===== Supplied entries =====

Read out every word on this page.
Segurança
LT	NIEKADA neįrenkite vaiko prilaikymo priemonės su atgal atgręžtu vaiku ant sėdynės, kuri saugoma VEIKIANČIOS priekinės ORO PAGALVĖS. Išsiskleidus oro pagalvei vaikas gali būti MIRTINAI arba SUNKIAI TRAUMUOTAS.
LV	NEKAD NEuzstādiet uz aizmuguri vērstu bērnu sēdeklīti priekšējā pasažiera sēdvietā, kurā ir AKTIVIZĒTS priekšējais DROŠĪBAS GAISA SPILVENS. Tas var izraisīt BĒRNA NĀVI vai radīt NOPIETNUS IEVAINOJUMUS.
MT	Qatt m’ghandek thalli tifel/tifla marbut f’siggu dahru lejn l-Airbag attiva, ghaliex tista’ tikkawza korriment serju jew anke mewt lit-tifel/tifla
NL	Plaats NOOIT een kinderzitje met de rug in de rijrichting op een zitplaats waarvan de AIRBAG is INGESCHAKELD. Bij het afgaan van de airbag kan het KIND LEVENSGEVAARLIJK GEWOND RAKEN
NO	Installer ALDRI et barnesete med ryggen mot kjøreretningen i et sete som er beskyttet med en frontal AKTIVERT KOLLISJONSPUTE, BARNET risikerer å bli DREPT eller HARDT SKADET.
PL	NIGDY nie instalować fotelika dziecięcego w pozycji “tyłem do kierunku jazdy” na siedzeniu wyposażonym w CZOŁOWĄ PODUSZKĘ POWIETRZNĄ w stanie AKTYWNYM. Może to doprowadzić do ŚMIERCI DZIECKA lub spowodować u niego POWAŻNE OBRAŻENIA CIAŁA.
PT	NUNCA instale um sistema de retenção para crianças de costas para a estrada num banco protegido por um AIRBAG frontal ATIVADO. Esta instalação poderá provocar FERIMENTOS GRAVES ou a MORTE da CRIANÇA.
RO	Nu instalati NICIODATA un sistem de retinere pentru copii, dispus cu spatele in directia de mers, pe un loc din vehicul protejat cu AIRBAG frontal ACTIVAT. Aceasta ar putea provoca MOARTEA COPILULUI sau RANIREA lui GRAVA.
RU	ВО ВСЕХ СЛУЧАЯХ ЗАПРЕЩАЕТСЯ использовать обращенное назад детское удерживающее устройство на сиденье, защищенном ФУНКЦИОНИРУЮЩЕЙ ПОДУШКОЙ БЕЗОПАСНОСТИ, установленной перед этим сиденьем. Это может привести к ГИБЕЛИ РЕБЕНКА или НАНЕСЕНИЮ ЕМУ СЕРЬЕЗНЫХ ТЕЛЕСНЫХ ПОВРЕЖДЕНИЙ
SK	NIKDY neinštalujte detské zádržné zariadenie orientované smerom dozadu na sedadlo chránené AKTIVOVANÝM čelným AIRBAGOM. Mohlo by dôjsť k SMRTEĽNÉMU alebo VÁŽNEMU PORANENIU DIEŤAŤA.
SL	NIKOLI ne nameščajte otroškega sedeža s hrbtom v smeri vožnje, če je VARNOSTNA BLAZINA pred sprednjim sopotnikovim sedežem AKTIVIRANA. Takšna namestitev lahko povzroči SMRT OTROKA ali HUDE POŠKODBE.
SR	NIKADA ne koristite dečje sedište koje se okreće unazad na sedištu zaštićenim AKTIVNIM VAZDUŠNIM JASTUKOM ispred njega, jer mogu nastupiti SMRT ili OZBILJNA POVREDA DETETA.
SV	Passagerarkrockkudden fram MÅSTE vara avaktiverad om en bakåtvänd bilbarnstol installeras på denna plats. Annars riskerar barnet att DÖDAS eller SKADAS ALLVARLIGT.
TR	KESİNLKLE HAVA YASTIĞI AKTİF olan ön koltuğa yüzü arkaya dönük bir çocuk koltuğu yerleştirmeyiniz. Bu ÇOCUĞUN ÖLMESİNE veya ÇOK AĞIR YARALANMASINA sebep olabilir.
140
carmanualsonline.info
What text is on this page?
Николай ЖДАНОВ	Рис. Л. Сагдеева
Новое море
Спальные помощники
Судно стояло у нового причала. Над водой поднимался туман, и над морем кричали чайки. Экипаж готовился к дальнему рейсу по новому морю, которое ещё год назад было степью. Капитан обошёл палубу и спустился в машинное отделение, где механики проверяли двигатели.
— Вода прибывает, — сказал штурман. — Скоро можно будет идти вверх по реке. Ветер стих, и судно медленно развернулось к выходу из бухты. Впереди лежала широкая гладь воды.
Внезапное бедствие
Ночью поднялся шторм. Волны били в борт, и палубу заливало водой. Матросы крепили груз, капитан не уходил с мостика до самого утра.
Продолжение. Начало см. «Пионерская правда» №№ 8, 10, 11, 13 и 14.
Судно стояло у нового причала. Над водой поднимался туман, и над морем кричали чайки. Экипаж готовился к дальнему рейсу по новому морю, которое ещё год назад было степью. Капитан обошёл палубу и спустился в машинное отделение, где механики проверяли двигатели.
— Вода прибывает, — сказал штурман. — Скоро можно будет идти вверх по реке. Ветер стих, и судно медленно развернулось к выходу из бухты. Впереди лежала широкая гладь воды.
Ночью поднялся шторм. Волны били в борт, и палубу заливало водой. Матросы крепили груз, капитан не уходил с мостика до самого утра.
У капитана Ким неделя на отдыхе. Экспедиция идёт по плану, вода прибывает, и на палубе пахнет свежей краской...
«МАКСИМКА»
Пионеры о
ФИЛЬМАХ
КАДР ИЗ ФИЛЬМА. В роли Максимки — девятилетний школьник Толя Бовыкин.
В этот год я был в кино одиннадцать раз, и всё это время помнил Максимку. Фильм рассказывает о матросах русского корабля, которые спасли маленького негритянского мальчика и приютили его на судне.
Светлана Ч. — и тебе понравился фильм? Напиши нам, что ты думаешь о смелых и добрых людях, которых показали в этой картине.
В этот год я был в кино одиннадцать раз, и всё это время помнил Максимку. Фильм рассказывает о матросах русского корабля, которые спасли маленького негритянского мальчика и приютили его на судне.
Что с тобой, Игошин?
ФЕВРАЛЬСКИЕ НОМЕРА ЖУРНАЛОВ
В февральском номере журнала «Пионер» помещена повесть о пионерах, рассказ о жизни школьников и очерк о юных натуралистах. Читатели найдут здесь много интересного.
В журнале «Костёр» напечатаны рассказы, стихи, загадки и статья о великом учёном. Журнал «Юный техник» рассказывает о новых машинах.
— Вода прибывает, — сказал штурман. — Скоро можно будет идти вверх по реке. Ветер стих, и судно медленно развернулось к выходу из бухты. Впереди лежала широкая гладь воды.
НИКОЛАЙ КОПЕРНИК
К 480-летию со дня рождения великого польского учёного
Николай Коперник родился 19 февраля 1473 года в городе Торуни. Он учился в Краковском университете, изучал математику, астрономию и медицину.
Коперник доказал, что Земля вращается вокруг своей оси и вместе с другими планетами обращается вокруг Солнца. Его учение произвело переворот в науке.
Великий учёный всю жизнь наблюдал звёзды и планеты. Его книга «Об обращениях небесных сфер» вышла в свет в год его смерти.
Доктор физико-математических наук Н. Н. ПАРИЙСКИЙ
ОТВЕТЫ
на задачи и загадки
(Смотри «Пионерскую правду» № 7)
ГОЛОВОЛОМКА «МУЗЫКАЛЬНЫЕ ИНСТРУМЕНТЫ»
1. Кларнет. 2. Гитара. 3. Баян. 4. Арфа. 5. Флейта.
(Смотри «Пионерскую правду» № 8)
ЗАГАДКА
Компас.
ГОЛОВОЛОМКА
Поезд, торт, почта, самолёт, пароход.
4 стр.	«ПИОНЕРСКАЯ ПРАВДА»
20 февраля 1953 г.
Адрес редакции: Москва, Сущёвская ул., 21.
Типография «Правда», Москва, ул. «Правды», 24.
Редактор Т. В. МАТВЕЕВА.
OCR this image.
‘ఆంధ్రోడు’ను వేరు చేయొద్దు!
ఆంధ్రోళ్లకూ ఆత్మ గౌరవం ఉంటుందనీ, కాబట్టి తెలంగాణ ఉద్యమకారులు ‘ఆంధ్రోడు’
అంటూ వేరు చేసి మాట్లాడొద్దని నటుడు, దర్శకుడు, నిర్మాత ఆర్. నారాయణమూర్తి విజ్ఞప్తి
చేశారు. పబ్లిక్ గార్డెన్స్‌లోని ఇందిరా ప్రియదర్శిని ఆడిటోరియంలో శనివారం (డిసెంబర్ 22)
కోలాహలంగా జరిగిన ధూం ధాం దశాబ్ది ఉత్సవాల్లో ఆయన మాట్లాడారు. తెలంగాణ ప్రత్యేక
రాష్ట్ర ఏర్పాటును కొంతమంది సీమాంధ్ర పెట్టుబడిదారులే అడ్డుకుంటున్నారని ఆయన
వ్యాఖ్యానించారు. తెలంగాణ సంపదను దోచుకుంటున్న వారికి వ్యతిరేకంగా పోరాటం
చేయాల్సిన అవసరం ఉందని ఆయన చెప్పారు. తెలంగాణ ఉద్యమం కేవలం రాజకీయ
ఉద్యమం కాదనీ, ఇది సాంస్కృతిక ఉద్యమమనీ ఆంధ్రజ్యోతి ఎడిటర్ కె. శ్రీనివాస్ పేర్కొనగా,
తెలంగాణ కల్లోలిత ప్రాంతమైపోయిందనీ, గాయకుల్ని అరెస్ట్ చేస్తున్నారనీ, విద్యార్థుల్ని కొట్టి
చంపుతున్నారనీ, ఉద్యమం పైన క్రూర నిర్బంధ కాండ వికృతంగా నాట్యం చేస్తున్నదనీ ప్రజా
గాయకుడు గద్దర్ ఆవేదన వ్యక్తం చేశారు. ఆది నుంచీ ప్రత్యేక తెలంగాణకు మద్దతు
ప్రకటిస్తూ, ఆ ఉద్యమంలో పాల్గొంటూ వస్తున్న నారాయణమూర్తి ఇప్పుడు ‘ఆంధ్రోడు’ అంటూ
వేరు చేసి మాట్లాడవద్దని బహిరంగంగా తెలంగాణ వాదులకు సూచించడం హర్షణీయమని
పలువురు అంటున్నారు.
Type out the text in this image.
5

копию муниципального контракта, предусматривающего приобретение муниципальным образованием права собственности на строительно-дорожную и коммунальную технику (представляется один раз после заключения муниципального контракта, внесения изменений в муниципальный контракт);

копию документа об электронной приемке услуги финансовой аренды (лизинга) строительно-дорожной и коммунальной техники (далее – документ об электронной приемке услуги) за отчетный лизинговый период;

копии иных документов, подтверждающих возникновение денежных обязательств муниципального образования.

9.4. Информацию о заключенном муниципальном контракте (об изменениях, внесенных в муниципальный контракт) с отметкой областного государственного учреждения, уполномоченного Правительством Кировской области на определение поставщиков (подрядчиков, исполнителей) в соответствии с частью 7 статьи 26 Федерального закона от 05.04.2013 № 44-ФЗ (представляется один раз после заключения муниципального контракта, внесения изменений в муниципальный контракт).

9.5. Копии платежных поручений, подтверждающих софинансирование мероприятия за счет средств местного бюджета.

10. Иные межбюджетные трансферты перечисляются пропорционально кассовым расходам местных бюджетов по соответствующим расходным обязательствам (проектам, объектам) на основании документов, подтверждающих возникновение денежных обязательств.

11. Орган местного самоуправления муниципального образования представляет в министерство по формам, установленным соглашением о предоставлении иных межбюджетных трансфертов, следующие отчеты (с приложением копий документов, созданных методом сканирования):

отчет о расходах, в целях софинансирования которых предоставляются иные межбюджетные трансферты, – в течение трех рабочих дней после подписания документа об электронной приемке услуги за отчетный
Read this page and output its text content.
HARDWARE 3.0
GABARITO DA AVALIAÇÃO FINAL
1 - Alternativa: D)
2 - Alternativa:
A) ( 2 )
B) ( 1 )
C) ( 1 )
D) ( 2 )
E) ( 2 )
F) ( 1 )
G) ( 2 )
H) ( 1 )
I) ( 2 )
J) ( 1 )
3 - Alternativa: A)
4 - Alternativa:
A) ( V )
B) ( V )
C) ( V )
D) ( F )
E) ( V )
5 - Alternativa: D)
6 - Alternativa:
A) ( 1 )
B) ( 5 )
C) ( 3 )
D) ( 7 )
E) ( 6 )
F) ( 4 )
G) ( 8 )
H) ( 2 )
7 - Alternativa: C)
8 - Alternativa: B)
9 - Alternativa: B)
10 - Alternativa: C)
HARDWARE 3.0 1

=====

**Directions for this task:**
Output exactly the lines from the one containing "Read this page and output its text content." through the last line of the entries, both ends included.

**Complete output:**
Read this page and output its text content.
HARDWARE 3.0
GABARITO DA AVALIAÇÃO FINAL
1 - Alternativa: D)
2 - Alternativa:
A) ( 2 )
B) ( 1 )
C) ( 1 )
D) ( 2 )
E) ( 2 )
F) ( 1 )
G) ( 2 )
H) ( 1 )
I) ( 2 )
J) ( 1 )
3 - Alternativa: A)
4 - Alternativa:
A) ( V )
B) ( V )
C) ( V )
D) ( F )
E) ( V )
5 - Alternativa: D)
6 - Alternativa:
A) ( 1 )
B) ( 5 )
C) ( 3 )
D) ( 7 )
E) ( 6 )
F) ( 4 )
G) ( 8 )
H) ( 2 )
7 - Alternativa: C)
8 - Alternativa: B)
9 - Alternativa: B)
10 - Alternativa: C)
HARDWARE 3.0 1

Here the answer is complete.